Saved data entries
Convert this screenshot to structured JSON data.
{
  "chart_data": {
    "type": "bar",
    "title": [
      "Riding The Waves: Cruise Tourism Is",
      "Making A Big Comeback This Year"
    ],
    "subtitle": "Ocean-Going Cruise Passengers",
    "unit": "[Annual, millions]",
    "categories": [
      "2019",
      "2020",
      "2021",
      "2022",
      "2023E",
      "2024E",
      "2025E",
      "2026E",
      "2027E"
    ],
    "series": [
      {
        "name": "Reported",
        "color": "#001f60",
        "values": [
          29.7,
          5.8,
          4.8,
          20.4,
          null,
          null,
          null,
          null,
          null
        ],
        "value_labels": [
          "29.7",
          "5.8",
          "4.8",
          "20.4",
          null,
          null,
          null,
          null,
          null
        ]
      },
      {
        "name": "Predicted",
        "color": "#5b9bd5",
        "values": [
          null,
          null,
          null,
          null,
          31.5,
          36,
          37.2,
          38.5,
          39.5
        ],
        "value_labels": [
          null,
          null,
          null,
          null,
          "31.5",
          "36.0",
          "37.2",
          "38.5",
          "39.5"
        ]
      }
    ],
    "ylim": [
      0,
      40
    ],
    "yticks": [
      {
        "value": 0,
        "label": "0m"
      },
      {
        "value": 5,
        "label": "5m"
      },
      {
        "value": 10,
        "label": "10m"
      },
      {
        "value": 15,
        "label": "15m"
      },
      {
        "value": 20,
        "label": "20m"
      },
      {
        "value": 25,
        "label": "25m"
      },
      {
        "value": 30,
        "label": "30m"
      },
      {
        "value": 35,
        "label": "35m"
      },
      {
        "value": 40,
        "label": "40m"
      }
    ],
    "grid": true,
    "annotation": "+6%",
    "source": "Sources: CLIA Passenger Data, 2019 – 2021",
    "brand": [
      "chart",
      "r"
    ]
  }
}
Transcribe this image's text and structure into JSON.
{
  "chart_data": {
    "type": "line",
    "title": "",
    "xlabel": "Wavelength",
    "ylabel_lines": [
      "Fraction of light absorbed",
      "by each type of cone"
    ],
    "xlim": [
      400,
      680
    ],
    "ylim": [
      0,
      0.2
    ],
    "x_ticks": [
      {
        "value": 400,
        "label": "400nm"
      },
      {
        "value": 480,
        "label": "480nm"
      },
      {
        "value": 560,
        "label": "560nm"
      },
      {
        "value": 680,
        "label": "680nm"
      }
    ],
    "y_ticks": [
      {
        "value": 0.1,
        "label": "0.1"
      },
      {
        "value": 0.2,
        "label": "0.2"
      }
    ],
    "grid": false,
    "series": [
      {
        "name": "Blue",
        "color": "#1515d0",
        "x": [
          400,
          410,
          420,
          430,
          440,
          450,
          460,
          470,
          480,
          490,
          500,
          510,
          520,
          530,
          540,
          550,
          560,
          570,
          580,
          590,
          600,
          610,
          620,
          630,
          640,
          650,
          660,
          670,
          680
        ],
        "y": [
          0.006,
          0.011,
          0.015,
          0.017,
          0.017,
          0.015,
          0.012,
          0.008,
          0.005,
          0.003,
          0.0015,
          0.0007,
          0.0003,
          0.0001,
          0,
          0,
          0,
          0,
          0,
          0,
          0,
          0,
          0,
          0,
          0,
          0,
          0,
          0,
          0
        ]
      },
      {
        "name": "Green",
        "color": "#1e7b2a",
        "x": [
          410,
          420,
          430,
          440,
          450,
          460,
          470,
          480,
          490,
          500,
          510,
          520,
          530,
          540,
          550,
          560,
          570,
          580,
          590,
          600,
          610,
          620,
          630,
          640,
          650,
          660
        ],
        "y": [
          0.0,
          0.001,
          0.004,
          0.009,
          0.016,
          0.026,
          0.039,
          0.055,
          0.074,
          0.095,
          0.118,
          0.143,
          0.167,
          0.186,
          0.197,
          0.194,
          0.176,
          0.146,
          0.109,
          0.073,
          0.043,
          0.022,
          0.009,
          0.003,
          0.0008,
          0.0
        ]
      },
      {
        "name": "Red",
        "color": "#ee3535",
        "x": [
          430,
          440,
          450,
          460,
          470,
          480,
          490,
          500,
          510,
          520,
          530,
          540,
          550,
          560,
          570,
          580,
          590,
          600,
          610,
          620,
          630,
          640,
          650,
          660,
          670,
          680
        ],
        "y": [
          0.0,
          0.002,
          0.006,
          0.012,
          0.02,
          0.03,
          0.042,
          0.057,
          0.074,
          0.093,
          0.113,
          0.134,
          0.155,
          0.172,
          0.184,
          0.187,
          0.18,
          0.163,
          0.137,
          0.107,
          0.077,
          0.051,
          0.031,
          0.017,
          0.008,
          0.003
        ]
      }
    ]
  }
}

WHAT TO DO —
Check each line of the data above for the string "Cruise" and report only how many lines have it.

ANSWER IN FULL —
2